> **EXERCISES**:
- A) According to the Venezuela column, what does Venezuela have the largest amount of in the world?
- B) Translate this sentence from the Venezuela column into Spanish: "Norway uses its oil wealth to offer citizens one of the highest standards of living in the world."
- C) Continue the opinion column on Venezuela from its final sentence.

By Hollis Wormsby Jr.
This is an opinion column
It is almost laughable that a country whose last presidential election remains embroiled in claims of Russian interference now takes the position to assist in replacing the head of Venezuela because of suspected election fraud. To understand how crazy this is, imagine if China decided to lead an international effort to recognize Hillary Clinton as president. That is exactly what we are doing in Venezuela, I believe.
Last week, President Trump announced that he is recognizing Venezuelan opposition leader Juan Guaido as the legitimate president of Venezuela. The move came nearly two weeks after embattled President Nicolas Maduro was inaugurated for a second term that the U.S., dozens of other countries and the Venezuelan opposition have decried as illegitimate.
When looking at the way the world is responding to the latest crisis in Venezuela it is important to note that Venezuela has the largest amount of proven oil reserves in the world. It is also important to note the difference between the economies of Saudi Arabia and Norway.
Saudi Arabia at some point emerged as a strong and independent country and managed to keep western interest from interfering in its development. Norway would be another example of an oil rich country that has not allowed foreign or for that matter Norwegian business entities to control its oil wealth. Norway uses its oil wealth to offer citizens one of the highest standards of living in the world.

> **DATA EXCERPTS**:
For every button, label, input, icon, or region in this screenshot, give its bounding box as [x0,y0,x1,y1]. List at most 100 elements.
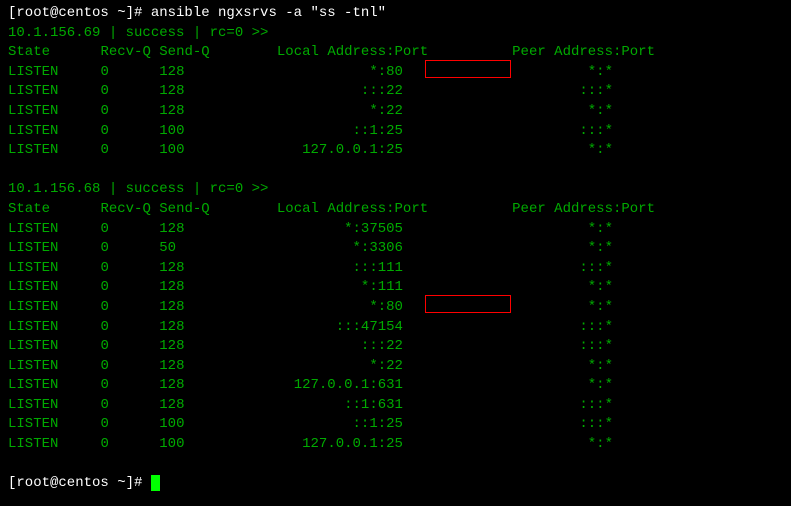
cell-local: *:80 [369,64,403,80]
cell-peer: *:* [588,240,613,256]
cell-state: LISTEN [8,240,58,256]
cell-local: *:22 [369,103,403,119]
cell-peer: :::* [579,260,613,276]
blank-line [8,161,783,181]
cell-peer: *:* [588,103,613,119]
cell-recvq: 0 [100,260,108,276]
cell-recvq: 0 [100,299,108,315]
table-row: LISTEN 0 128 *:80 *:* [8,298,783,318]
cell-peer: :::* [579,83,613,99]
cell-peer: *:* [588,436,613,452]
cell-local: ::1:631 [344,397,403,413]
cell-sendq: 128 [159,260,184,276]
table-row: LISTEN 0 128 *:37505 *:* [8,220,783,240]
cell-sendq: 128 [159,397,184,413]
cell-sendq: 128 [159,358,184,374]
host1-columns: State Recv-Q Send-Q Local Address:Port P… [8,43,783,63]
table-row: LISTEN 0 128 127.0.0.1:631 *:* [8,376,783,396]
cell-sendq: 100 [159,416,184,432]
cell-state: LISTEN [8,358,58,374]
cell-recvq: 0 [100,240,108,256]
cell-local: *:3306 [353,240,403,256]
cell-peer: *:* [588,358,613,374]
cell-local: *:111 [361,279,403,295]
cursor-icon [151,475,160,491]
cell-local: :::22 [361,83,403,99]
cell-recvq: 0 [100,142,108,158]
cell-state: LISTEN [8,123,58,139]
cell-local: 127.0.0.1:25 [302,142,403,158]
cell-peer: :::* [579,416,613,432]
cell-sendq: 128 [159,83,184,99]
cell-recvq: 0 [100,83,108,99]
cell-peer: *:* [588,64,613,80]
cell-sendq: 100 [159,142,184,158]
col-peer: Peer Address:Port [512,44,655,60]
col-recvq: Recv-Q [100,44,150,60]
cell-local: *:22 [369,358,403,374]
highlight-box-icon [425,60,511,78]
cell-local: *:37505 [344,221,403,237]
table-row: LISTEN 0 128 :::22 :::* [8,82,783,102]
cell-peer: :::* [579,397,613,413]
host2-header: 10.1.156.68 | success | rc=0 >> [8,180,783,200]
cell-recvq: 0 [100,358,108,374]
cell-peer: *:* [588,299,613,315]
cell-sendq: 128 [159,221,184,237]
table-row: LISTEN 0 128 *:22 *:* [8,357,783,377]
cell-peer: :::* [579,338,613,354]
col-sendq: Send-Q [159,201,209,217]
col-state: State [8,201,50,217]
cell-local: *:80 [369,299,403,315]
cell-recvq: 0 [100,338,108,354]
cell-recvq: 0 [100,123,108,139]
table-row: LISTEN 0 100 ::1:25 :::* [8,122,783,142]
cell-peer: :::* [579,123,613,139]
cell-peer: *:* [588,142,613,158]
cell-sendq: 50 [159,240,176,256]
cell-recvq: 0 [100,279,108,295]
cell-local: :::47154 [336,319,403,335]
command-prompt-idle[interactable]: [root@centos ~]# [8,474,783,494]
col-local: Local Address:Port [277,44,428,60]
col-local: Local Address:Port [277,201,428,217]
cell-state: LISTEN [8,377,58,393]
cell-recvq: 0 [100,319,108,335]
table-row: LISTEN 0 128 :::22 :::* [8,337,783,357]
col-sendq: Send-Q [159,44,209,60]
cell-recvq: 0 [100,397,108,413]
cell-local: 127.0.0.1:25 [302,436,403,452]
table-row: LISTEN 0 128 *:111 *:* [8,278,783,298]
host2-columns: State Recv-Q Send-Q Local Address:Port P… [8,200,783,220]
cell-peer: *:* [588,221,613,237]
cell-state: LISTEN [8,221,58,237]
cell-sendq: 128 [159,279,184,295]
cell-state: LISTEN [8,416,58,432]
cell-state: LISTEN [8,142,58,158]
table-row: LISTEN 0 128 *:80 *:* [8,63,783,83]
cell-peer: :::* [579,319,613,335]
cell-state: LISTEN [8,260,58,276]
cell-recvq: 0 [100,103,108,119]
cell-local: :::22 [361,338,403,354]
cell-local: :::111 [353,260,403,276]
table-row: LISTEN 0 128 :::47154 :::* [8,318,783,338]
cell-sendq: 128 [159,338,184,354]
cell-recvq: 0 [100,64,108,80]
col-peer: Peer Address:Port [512,201,655,217]
cell-state: LISTEN [8,397,58,413]
cell-sendq: 128 [159,103,184,119]
cell-local: 127.0.0.1:631 [294,377,403,393]
table-row: LISTEN 0 128 *:22 *:* [8,102,783,122]
cell-local: ::1:25 [353,416,403,432]
cell-sendq: 128 [159,319,184,335]
cell-recvq: 0 [100,436,108,452]
cell-recvq: 0 [100,416,108,432]
cell-state: LISTEN [8,83,58,99]
highlight-box-icon [425,295,511,313]
cell-state: LISTEN [8,436,58,452]
cell-state: LISTEN [8,299,58,315]
prompt-text: [root@centos ~]# [8,475,151,491]
col-recvq: Recv-Q [100,201,150,217]
cell-recvq: 0 [100,221,108,237]
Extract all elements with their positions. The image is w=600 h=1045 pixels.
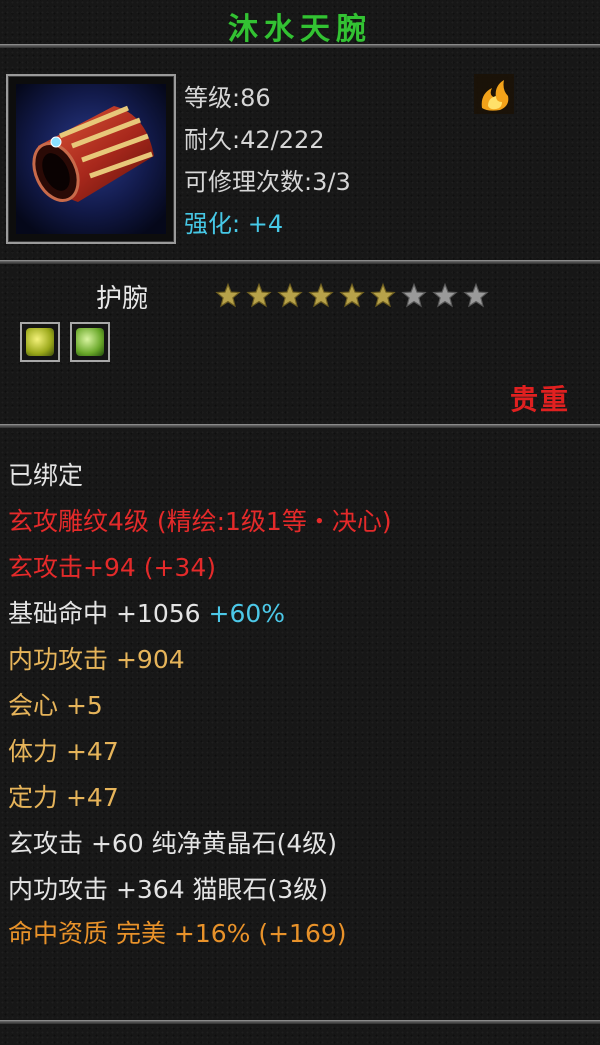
item-repair-count: 可修理次数:3/3 (184, 168, 351, 196)
green-gem-icon (76, 328, 104, 356)
focus-value: +47 (65, 783, 119, 812)
hit-name: 基础命中 (8, 599, 109, 628)
focus-line: 定力 +47 (8, 778, 119, 814)
star-filled-icon (308, 282, 334, 308)
footer-divider (0, 1020, 600, 1024)
item-level: 等级:86 (184, 84, 271, 112)
item-type: 护腕 (96, 284, 149, 314)
star-filled-icon (215, 282, 241, 308)
stamina-name: 体力 (8, 737, 59, 766)
item-durability: 耐久:42/222 (184, 126, 325, 154)
gem2-line: 内功攻击 +364 猫眼石(3级) (8, 875, 328, 904)
crit-line: 会心 +5 (8, 686, 103, 722)
bracer-icon (16, 84, 166, 234)
inner-attack-name: 内功攻击 (8, 645, 109, 674)
yellow-gem-icon (26, 328, 54, 356)
inner-attack-value: +904 (115, 645, 185, 674)
star-rating (214, 282, 493, 310)
stamina-value: +47 (65, 737, 119, 766)
header-divider (0, 44, 600, 48)
hit-line: 基础命中 +1056 +60% (8, 594, 285, 630)
gem-slot-1[interactable] (20, 322, 60, 362)
item-icon-frame (6, 74, 176, 244)
hit-value: +1056 (115, 599, 201, 628)
bound-status: 已绑定 (8, 461, 84, 490)
xuan-attack-value: +94 (+34) (83, 553, 216, 582)
item-enhance-level: 强化: +4 (184, 210, 284, 238)
rarity-label: 贵重 (509, 383, 570, 416)
star-empty-icon (463, 282, 489, 308)
aptitude-line: 命中资质 完美 +16% (+169) (8, 919, 347, 948)
tooltip-header: 沐水天腕 (0, 0, 600, 47)
star-filled-icon (370, 282, 396, 308)
stamina-line: 体力 +47 (8, 732, 119, 768)
star-empty-icon (401, 282, 427, 308)
star-filled-icon (246, 282, 272, 308)
gem1-line: 玄攻击 +60 纯净黄晶石(4级) (8, 829, 338, 858)
crit-name: 会心 (8, 691, 59, 720)
crit-value: +5 (65, 691, 103, 720)
section-divider-2 (0, 424, 600, 428)
xuan-attack-name: 玄攻击 (8, 553, 84, 582)
flame-icon (474, 74, 514, 114)
section-divider-1 (0, 260, 600, 264)
hit-bonus: +60% (208, 599, 286, 628)
star-filled-icon (277, 282, 303, 308)
inner-attack-line: 内功攻击 +904 (8, 640, 185, 676)
star-filled-icon (339, 282, 365, 308)
focus-name: 定力 (8, 783, 59, 812)
xuan-attack-line: 玄攻击+94 (+34) (8, 548, 216, 584)
gem-slot-2[interactable] (70, 322, 110, 362)
engrave-line: 玄攻雕纹4级 (精绘:1级1等・决心) (8, 507, 392, 536)
star-empty-icon (432, 282, 458, 308)
item-name: 沐水天腕 (228, 12, 372, 47)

> **EXPECTED RESPONSES**:
- A) Proven oil reserves.

- B) Noruega usa su riqueza petrolera para ofrecer a sus ciudadanos uno de los niveles de vida más altos del mundo.

- C)
I cannot argue whether Maduro is the best person to lead the nation of Venezuela, but it seems to me the people should determine their president, not the international community. If you don’t believe that oil availability is at the heart of the international interest in the internal affairs of the nation of Venezuela, then ask yourself, why of all the dictatorships in the world, is the whole western coalition focused on the internal affairs of Venezuela?
As a people who believe in a sense of justice, we cannot continue to support corporate policies that seek to take advantage of the people and resources of other nations. Maybe if we could convince our corporate leadership to respect the rights of other nations and not just see them as resources to take advantage of, we might improve our standing in the world and reduce the number of people who feel so helpless. Or at least that’s the way I see it.
(Hollis Wormsby has served as a featured columnist for the Birmingham Times for more than 29 years. He is the former host of Talkback on 98.7 KISS FM and of Real Talk on WAGG AM. If you would like to comment on this column you can email him at firstname.lastname@example.org)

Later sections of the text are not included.